<<<<

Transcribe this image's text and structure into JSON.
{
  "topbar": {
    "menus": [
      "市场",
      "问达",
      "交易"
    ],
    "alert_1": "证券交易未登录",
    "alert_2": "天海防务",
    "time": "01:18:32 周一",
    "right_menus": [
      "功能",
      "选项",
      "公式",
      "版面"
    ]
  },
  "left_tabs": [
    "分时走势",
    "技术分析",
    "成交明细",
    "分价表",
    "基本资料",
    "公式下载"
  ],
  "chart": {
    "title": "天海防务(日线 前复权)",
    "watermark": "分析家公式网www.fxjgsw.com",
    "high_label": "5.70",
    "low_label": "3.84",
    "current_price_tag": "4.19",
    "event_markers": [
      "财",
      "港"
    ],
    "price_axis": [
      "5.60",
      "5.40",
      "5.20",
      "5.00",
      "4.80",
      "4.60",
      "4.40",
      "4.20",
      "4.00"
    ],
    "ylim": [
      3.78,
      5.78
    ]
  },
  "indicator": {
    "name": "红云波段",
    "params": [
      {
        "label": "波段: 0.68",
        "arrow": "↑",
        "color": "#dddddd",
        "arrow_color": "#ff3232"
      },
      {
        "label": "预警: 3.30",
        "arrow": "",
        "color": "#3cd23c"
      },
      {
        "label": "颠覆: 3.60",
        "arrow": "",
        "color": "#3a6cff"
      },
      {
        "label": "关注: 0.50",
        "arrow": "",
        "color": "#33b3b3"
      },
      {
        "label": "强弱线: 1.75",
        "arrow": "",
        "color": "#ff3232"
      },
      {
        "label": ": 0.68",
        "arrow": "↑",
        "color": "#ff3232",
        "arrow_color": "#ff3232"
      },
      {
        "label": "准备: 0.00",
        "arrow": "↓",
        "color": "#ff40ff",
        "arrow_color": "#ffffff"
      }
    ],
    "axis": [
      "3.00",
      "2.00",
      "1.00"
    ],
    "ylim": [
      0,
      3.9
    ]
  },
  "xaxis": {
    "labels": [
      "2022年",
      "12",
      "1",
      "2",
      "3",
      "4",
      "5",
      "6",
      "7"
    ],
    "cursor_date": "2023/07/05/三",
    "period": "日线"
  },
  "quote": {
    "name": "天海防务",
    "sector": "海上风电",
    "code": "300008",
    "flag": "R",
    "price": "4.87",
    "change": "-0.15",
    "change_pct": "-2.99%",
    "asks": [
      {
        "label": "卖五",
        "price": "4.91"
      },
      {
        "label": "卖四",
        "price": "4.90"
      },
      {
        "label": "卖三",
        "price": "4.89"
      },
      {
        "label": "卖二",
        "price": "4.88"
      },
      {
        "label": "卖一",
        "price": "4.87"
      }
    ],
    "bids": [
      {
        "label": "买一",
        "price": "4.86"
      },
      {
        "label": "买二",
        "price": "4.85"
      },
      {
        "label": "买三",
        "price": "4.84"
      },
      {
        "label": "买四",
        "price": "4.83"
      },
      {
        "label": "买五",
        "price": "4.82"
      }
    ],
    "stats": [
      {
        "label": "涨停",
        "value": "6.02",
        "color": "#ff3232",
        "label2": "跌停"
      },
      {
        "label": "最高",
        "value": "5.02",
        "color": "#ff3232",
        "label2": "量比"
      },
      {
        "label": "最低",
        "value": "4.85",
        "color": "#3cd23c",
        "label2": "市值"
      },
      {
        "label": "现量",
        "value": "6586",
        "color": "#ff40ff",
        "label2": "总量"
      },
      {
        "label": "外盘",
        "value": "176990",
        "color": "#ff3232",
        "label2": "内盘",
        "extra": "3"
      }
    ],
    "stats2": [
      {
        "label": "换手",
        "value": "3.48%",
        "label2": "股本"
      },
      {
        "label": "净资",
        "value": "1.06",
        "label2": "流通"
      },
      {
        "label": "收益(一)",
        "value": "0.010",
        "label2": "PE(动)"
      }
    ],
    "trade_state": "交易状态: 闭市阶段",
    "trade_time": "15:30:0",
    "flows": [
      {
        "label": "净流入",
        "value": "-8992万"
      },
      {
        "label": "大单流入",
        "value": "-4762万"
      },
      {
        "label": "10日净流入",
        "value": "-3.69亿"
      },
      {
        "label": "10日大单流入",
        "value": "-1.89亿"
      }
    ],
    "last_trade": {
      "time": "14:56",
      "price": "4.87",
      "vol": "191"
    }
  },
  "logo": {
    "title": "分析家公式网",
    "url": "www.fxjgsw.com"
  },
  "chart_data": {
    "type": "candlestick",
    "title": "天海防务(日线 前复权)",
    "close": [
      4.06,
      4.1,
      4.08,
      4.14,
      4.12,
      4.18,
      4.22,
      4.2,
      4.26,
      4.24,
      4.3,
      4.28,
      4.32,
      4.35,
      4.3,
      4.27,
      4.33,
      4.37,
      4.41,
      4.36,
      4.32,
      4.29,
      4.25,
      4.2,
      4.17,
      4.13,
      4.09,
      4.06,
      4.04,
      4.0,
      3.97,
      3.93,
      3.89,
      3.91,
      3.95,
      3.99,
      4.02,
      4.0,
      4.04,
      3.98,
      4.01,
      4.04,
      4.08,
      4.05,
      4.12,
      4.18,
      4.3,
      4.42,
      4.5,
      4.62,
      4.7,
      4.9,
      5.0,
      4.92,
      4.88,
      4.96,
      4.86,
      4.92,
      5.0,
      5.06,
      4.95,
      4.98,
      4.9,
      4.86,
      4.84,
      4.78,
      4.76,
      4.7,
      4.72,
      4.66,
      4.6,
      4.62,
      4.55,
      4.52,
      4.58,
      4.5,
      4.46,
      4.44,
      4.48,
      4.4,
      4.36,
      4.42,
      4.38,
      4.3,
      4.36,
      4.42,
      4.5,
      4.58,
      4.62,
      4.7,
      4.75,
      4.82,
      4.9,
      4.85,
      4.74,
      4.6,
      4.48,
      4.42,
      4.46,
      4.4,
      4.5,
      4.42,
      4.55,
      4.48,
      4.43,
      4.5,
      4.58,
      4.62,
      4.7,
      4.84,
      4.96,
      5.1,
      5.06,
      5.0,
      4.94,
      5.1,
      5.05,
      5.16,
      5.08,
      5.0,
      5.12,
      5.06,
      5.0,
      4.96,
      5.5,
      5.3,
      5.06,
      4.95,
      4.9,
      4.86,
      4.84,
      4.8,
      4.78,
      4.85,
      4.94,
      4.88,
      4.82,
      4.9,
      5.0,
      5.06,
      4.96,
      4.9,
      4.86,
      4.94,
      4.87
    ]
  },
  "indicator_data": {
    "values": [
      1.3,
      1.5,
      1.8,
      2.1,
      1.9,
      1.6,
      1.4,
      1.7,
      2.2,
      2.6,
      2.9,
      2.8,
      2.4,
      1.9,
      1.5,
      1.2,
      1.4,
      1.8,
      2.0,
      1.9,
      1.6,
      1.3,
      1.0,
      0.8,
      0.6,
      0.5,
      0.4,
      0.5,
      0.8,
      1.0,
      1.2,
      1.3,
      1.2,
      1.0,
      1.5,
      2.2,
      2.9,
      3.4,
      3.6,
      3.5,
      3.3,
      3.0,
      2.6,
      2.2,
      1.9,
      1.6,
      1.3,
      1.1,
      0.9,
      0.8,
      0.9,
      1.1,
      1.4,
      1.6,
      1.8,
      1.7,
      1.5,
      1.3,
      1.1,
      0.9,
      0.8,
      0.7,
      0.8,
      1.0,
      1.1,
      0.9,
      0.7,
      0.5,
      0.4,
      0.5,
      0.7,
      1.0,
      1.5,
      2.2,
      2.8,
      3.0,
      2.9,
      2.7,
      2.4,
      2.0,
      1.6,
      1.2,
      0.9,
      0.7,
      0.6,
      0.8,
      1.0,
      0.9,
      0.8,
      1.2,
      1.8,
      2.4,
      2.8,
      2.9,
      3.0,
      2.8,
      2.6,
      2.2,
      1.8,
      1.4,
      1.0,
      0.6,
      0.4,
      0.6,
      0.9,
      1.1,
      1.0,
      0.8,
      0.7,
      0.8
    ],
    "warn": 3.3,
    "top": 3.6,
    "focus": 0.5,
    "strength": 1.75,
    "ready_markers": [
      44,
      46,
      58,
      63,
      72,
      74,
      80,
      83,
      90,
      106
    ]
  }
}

>>>>

TASK DESCRIPTION: Above is a listing; report how many of its lines include the word "天海防务", giving the number only.

EXERCISE RESULT: 4